Listed records »
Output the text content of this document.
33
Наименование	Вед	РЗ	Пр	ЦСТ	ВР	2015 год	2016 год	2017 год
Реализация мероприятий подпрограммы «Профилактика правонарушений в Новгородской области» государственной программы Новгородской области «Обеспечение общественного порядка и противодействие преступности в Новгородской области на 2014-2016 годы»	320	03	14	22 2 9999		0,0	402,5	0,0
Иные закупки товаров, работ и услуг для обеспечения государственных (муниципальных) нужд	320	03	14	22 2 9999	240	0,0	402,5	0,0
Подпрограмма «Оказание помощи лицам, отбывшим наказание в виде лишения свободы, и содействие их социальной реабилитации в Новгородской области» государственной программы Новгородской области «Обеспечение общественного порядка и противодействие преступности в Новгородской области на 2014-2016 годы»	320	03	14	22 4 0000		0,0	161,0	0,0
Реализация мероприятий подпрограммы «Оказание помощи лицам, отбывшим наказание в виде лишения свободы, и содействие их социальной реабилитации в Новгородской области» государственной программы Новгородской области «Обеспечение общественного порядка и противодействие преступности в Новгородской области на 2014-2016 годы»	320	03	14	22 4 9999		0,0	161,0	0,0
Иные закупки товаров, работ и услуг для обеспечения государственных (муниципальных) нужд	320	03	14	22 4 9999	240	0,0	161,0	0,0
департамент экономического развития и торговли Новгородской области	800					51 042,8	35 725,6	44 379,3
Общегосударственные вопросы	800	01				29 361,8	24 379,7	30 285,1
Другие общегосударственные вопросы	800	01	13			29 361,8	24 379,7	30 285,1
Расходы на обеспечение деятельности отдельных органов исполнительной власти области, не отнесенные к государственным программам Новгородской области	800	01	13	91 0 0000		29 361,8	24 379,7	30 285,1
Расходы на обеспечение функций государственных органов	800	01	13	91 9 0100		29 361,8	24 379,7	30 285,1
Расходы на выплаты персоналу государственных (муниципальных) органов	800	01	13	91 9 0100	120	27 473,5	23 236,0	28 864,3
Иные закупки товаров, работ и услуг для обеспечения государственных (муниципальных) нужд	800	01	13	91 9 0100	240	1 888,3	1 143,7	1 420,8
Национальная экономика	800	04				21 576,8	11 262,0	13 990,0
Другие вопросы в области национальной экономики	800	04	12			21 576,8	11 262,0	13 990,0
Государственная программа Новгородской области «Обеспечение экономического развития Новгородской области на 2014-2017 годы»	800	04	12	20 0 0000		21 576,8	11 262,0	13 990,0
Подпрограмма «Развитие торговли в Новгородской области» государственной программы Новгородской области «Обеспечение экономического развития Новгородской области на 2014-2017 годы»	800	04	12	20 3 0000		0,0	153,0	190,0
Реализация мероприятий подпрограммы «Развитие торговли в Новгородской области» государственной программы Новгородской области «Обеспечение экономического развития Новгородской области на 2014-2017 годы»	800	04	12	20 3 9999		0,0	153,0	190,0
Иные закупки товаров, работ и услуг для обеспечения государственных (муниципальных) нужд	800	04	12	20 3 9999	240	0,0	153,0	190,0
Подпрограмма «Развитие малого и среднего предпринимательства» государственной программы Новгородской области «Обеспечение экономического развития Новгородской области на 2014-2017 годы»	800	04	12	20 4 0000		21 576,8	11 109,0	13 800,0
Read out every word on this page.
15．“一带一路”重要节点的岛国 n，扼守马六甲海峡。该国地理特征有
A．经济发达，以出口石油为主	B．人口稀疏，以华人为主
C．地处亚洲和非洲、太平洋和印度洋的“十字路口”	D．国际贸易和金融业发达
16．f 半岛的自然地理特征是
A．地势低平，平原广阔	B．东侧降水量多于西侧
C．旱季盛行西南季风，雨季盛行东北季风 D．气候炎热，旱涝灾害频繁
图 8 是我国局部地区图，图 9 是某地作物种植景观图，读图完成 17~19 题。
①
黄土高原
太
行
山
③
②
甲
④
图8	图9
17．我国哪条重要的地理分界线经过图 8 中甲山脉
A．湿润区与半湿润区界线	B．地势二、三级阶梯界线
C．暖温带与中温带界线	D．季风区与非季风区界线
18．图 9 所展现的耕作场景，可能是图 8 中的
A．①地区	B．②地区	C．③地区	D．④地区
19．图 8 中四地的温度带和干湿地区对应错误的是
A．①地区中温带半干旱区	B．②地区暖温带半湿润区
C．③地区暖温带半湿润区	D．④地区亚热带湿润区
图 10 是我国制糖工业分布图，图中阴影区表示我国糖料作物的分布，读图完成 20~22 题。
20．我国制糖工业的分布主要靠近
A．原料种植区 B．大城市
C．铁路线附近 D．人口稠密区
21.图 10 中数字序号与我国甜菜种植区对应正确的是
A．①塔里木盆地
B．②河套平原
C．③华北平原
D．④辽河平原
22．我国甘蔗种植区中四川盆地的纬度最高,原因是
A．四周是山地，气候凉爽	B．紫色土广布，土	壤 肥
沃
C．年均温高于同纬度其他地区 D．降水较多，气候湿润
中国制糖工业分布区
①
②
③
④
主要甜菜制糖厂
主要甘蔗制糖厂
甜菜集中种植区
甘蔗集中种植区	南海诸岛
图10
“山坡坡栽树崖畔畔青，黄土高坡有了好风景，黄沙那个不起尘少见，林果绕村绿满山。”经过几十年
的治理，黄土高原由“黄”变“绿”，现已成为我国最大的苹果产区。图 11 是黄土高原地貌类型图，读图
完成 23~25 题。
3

What is asked » Write out the lines above, starting at the line that contains "Read out every word on this page." and ending with the final line, and nothing else; copy them exactly.

Problem solution »
Read out every word on this page.
15．“一带一路”重要节点的岛国 n，扼守马六甲海峡。该国地理特征有
A．经济发达，以出口石油为主	B．人口稀疏，以华人为主
C．地处亚洲和非洲、太平洋和印度洋的“十字路口”	D．国际贸易和金融业发达
16．f 半岛的自然地理特征是
A．地势低平，平原广阔	B．东侧降水量多于西侧
C．旱季盛行西南季风，雨季盛行东北季风 D．气候炎热，旱涝灾害频繁
图 8 是我国局部地区图，图 9 是某地作物种植景观图，读图完成 17~19 题。
①
黄土高原
太
行
山
③
②
甲
④
图8	图9
17．我国哪条重要的地理分界线经过图 8 中甲山脉
A．湿润区与半湿润区界线	B．地势二、三级阶梯界线
C．暖温带与中温带界线	D．季风区与非季风区界线
18．图 9 所展现的耕作场景，可能是图 8 中的
A．①地区	B．②地区	C．③地区	D．④地区
19．图 8 中四地的温度带和干湿地区对应错误的是
A．①地区中温带半干旱区	B．②地区暖温带半湿润区
C．③地区暖温带半湿润区	D．④地区亚热带湿润区
图 10 是我国制糖工业分布图，图中阴影区表示我国糖料作物的分布，读图完成 20~22 题。
20．我国制糖工业的分布主要靠近
A．原料种植区 B．大城市
C．铁路线附近 D．人口稠密区
21.图 10 中数字序号与我国甜菜种植区对应正确的是
A．①塔里木盆地
B．②河套平原
C．③华北平原
D．④辽河平原
22．我国甘蔗种植区中四川盆地的纬度最高,原因是
A．四周是山地，气候凉爽	B．紫色土广布，土	壤 肥
沃
C．年均温高于同纬度其他地区 D．降水较多，气候湿润
中国制糖工业分布区
①
②
③
④
主要甜菜制糖厂
主要甘蔗制糖厂
甜菜集中种植区
甘蔗集中种植区	南海诸岛
图10
“山坡坡栽树崖畔畔青，黄土高坡有了好风景，黄沙那个不起尘少见，林果绕村绿满山。”经过几十年
的治理，黄土高原由“黄”变“绿”，现已成为我国最大的苹果产区。图 11 是黄土高原地貌类型图，读图
完成 23~25 题。
3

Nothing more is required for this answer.